▶ STORED ROWS:
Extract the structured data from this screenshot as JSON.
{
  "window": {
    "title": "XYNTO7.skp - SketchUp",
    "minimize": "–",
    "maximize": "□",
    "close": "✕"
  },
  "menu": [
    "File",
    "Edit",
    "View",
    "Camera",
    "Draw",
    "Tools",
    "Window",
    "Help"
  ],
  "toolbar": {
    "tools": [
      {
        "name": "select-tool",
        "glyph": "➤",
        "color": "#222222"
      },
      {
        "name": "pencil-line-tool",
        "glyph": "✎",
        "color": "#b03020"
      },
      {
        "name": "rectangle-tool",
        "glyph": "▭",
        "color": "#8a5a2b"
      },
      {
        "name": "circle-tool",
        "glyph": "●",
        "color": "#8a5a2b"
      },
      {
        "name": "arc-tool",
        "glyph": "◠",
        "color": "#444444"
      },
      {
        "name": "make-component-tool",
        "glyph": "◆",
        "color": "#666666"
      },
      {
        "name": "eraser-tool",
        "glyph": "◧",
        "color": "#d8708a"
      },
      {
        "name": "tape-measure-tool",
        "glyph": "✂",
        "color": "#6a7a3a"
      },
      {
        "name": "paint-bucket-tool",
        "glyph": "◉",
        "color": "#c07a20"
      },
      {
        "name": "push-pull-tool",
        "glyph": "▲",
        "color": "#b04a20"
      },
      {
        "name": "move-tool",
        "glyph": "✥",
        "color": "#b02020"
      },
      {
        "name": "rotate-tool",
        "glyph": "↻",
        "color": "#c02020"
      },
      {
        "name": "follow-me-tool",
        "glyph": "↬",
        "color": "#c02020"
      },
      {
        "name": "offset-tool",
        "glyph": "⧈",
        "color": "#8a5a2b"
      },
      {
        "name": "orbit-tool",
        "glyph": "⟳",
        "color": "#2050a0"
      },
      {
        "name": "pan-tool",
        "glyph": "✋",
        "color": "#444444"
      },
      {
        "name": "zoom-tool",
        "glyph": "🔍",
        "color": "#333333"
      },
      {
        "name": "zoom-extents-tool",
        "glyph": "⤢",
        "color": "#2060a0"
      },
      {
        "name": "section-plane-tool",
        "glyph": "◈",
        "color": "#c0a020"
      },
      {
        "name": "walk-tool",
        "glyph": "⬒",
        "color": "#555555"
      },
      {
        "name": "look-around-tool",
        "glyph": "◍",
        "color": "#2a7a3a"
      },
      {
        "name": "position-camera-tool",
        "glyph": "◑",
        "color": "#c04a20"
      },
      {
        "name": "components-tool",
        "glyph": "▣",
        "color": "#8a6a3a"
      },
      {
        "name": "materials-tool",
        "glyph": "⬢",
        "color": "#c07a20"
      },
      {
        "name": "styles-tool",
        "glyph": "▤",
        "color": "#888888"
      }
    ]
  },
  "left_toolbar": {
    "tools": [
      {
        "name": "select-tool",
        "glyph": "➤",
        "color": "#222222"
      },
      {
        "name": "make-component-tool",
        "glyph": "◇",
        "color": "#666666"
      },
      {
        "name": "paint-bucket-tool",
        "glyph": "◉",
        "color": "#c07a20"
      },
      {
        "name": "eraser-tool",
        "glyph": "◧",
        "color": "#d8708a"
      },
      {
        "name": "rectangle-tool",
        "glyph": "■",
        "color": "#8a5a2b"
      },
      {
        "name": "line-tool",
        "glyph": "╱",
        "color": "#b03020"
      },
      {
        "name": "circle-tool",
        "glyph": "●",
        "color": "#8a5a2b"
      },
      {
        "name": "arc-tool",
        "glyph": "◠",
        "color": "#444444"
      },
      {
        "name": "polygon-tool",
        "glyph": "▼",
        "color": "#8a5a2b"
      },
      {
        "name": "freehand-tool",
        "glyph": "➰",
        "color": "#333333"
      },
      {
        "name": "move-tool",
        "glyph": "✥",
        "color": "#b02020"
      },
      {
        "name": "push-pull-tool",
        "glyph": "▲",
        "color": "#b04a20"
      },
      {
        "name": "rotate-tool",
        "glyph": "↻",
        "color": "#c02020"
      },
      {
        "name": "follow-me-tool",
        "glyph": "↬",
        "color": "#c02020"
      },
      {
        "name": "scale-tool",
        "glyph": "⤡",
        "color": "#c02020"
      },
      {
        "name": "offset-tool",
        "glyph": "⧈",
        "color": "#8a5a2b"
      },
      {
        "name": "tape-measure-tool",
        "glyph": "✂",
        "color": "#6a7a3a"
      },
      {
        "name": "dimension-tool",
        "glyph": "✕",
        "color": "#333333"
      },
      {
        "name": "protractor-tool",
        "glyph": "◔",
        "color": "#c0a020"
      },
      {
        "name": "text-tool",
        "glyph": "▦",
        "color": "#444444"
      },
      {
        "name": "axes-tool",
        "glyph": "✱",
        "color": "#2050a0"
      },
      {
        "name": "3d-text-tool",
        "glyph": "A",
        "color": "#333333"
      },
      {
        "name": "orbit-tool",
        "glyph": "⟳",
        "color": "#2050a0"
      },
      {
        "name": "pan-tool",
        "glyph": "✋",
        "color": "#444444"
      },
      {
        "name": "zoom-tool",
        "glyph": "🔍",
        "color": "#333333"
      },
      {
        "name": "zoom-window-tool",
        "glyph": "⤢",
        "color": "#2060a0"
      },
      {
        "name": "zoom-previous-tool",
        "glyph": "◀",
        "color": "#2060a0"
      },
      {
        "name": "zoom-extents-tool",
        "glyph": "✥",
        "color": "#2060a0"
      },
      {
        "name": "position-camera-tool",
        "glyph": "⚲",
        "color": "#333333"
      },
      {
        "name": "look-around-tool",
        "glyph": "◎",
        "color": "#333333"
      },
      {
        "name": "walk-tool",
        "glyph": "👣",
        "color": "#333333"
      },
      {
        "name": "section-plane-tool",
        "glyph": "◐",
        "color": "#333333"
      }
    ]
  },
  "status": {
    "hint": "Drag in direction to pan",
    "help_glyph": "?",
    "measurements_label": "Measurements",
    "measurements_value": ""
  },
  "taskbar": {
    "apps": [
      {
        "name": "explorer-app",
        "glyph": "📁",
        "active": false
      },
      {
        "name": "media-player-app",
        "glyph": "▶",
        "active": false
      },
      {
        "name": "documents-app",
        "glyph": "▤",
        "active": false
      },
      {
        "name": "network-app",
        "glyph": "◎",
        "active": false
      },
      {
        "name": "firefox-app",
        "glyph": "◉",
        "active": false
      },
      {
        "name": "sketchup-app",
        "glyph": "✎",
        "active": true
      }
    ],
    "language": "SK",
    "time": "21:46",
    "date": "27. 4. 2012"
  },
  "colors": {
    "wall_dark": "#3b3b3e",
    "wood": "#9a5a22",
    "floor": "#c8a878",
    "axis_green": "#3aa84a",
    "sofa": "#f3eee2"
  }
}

▶ TASK DETAILS: Return every line of the material exactly.

▶ RESPONSE:
Extract the structured data from this screenshot as JSON.
{
  "window": {
    "title": "XYNTO7.skp - SketchUp",
    "minimize": "–",
    "maximize": "□",
    "close": "✕"
  },
  "menu": [
    "File",
    "Edit",
    "View",
    "Camera",
    "Draw",
    "Tools",
    "Window",
    "Help"
  ],
  "toolbar": {
    "tools": [
      {
        "name": "select-tool",
        "glyph": "➤",
        "color": "#222222"
      },
      {
        "name": "pencil-line-tool",
        "glyph": "✎",
        "color": "#b03020"
      },
      {
        "name": "rectangle-tool",
        "glyph": "▭",
        "color": "#8a5a2b"
      },
      {
        "name": "circle-tool",
        "glyph": "●",
        "color": "#8a5a2b"
      },
      {
        "name": "arc-tool",
        "glyph": "◠",
        "color": "#444444"
      },
      {
        "name": "make-component-tool",
        "glyph": "◆",
        "color": "#666666"
      },
      {
        "name": "eraser-tool",
        "glyph": "◧",
        "color": "#d8708a"
      },
      {
        "name": "tape-measure-tool",
        "glyph": "✂",
        "color": "#6a7a3a"
      },
      {
        "name": "paint-bucket-tool",
        "glyph": "◉",
        "color": "#c07a20"
      },
      {
        "name": "push-pull-tool",
        "glyph": "▲",
        "color": "#b04a20"
      },
      {
        "name": "move-tool",
        "glyph": "✥",
        "color": "#b02020"
      },
      {
        "name": "rotate-tool",
        "glyph": "↻",
        "color": "#c02020"
      },
      {
        "name": "follow-me-tool",
        "glyph": "↬",
        "color": "#c02020"
      },
      {
        "name": "offset-tool",
        "glyph": "⧈",
        "color": "#8a5a2b"
      },
      {
        "name": "orbit-tool",
        "glyph": "⟳",
        "color": "#2050a0"
      },
      {
        "name": "pan-tool",
        "glyph": "✋",
        "color": "#444444"
      },
      {
        "name": "zoom-tool",
        "glyph": "🔍",
        "color": "#333333"
      },
      {
        "name": "zoom-extents-tool",
        "glyph": "⤢",
        "color": "#2060a0"
      },
      {
        "name": "section-plane-tool",
        "glyph": "◈",
        "color": "#c0a020"
      },
      {
        "name": "walk-tool",
        "glyph": "⬒",
        "color": "#555555"
      },
      {
        "name": "look-around-tool",
        "glyph": "◍",
        "color": "#2a7a3a"
      },
      {
        "name": "position-camera-tool",
        "glyph": "◑",
        "color": "#c04a20"
      },
      {
        "name": "components-tool",
        "glyph": "▣",
        "color": "#8a6a3a"
      },
      {
        "name": "materials-tool",
        "glyph": "⬢",
        "color": "#c07a20"
      },
      {
        "name": "styles-tool",
        "glyph": "▤",
        "color": "#888888"
      }
    ]
  },
  "left_toolbar": {
    "tools": [
      {
        "name": "select-tool",
        "glyph": "➤",
        "color": "#222222"
      },
      {
        "name": "make-component-tool",
        "glyph": "◇",
        "color": "#666666"
      },
      {
        "name": "paint-bucket-tool",
        "glyph": "◉",
        "color": "#c07a20"
      },
      {
        "name": "eraser-tool",
        "glyph": "◧",
        "color": "#d8708a"
      },
      {
        "name": "rectangle-tool",
        "glyph": "■",
        "color": "#8a5a2b"
      },
      {
        "name": "line-tool",
        "glyph": "╱",
        "color": "#b03020"
      },
      {
        "name": "circle-tool",
        "glyph": "●",
        "color": "#8a5a2b"
      },
      {
        "name": "arc-tool",
        "glyph": "◠",
        "color": "#444444"
      },
      {
        "name": "polygon-tool",
        "glyph": "▼",
        "color": "#8a5a2b"
      },
      {
        "name": "freehand-tool",
        "glyph": "➰",
        "color": "#333333"
      },
      {
        "name": "move-tool",
        "glyph": "✥",
        "color": "#b02020"
      },
      {
        "name": "push-pull-tool",
        "glyph": "▲",
        "color": "#b04a20"
      },
      {
        "name": "rotate-tool",
        "glyph": "↻",
        "color": "#c02020"
      },
      {
        "name": "follow-me-tool",
        "glyph": "↬",
        "color": "#c02020"
      },
      {
        "name": "scale-tool",
        "glyph": "⤡",
        "color": "#c02020"
      },
      {
        "name": "offset-tool",
        "glyph": "⧈",
        "color": "#8a5a2b"
      },
      {
        "name": "tape-measure-tool",
        "glyph": "✂",
        "color": "#6a7a3a"
      },
      {
        "name": "dimension-tool",
        "glyph": "✕",
        "color": "#333333"
      },
      {
        "name": "protractor-tool",
        "glyph": "◔",
        "color": "#c0a020"
      },
      {
        "name": "text-tool",
        "glyph": "▦",
        "color": "#444444"
      },
      {
        "name": "axes-tool",
        "glyph": "✱",
        "color": "#2050a0"
      },
      {
        "name": "3d-text-tool",
        "glyph": "A",
        "color": "#333333"
      },
      {
        "name": "orbit-tool",
        "glyph": "⟳",
        "color": "#2050a0"
      },
      {
        "name": "pan-tool",
        "glyph": "✋",
        "color": "#444444"
      },
      {
        "name": "zoom-tool",
        "glyph": "🔍",
        "color": "#333333"
      },
      {
        "name": "zoom-window-tool",
        "glyph": "⤢",
        "color": "#2060a0"
      },
      {
        "name": "zoom-previous-tool",
        "glyph": "◀",
        "color": "#2060a0"
      },
      {
        "name": "zoom-extents-tool",
        "glyph": "✥",
        "color": "#2060a0"
      },
      {
        "name": "position-camera-tool",
        "glyph": "⚲",
        "color": "#333333"
      },
      {
        "name": "look-around-tool",
        "glyph": "◎",
        "color": "#333333"
      },
      {
        "name": "walk-tool",
        "glyph": "👣",
        "color": "#333333"
      },
      {
        "name": "section-plane-tool",
        "glyph": "◐",
        "color": "#333333"
      }
    ]
  },
  "status": {
    "hint": "Drag in direction to pan",
    "help_glyph": "?",
    "measurements_label": "Measurements",
    "measurements_value": ""
  },
  "taskbar": {
    "apps": [
      {
        "name": "explorer-app",
        "glyph": "📁",
        "active": false
      },
      {
        "name": "media-player-app",
        "glyph": "▶",
        "active": false
      },
      {
        "name": "documents-app",
        "glyph": "▤",
        "active": false
      },
      {
        "name": "network-app",
        "glyph": "◎",
        "active": false
      },
      {
        "name": "firefox-app",
        "glyph": "◉",
        "active": false
      },
      {
        "name": "sketchup-app",
        "glyph": "✎",
        "active": true
      }
    ],
    "language": "SK",
    "time": "21:46",
    "date": "27. 4. 2012"
  },
  "colors": {
    "wall_dark": "#3b3b3e",
    "wood": "#9a5a22",
    "floor": "#c8a878",
    "axis_green": "#3aa84a",
    "sofa": "#f3eee2"
  }
}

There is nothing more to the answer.